- **Spatial layout entries**
****************

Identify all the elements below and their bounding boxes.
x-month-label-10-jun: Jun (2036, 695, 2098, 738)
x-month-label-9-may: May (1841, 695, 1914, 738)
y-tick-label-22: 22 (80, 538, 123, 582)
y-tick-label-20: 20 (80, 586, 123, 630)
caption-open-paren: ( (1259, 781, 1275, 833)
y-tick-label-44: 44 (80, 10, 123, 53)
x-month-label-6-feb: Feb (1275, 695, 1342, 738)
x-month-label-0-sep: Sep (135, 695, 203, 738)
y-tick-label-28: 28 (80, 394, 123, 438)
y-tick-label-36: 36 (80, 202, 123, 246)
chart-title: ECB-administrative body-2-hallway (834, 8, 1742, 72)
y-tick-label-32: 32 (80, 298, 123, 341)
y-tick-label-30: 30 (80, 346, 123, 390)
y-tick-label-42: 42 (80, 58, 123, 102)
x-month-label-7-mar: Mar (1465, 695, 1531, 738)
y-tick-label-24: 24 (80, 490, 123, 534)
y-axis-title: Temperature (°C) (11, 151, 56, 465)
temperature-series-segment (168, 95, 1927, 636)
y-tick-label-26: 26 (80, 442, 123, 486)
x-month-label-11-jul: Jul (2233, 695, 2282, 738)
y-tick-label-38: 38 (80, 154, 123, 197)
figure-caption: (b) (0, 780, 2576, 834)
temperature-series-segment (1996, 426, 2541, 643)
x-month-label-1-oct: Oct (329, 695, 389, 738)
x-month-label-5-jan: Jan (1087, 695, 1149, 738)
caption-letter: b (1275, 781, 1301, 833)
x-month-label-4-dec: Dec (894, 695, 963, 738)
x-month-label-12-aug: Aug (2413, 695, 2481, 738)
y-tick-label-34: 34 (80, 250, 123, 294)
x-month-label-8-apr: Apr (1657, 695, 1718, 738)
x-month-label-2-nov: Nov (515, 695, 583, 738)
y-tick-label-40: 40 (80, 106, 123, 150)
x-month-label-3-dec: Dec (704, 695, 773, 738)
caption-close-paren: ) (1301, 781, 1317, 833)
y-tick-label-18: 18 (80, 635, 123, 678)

****************

- **What the task asks**
Copy out everything from the start of the material down to the line containing "y-tick-label-20: 20 (80, 586, 123, 630)", including that line, character for character.

- **The reply**
Identify all the elements below and their bounding boxes.
x-month-label-10-jun: Jun (2036, 695, 2098, 738)
x-month-label-9-may: May (1841, 695, 1914, 738)
y-tick-label-22: 22 (80, 538, 123, 582)
y-tick-label-20: 20 (80, 586, 123, 630)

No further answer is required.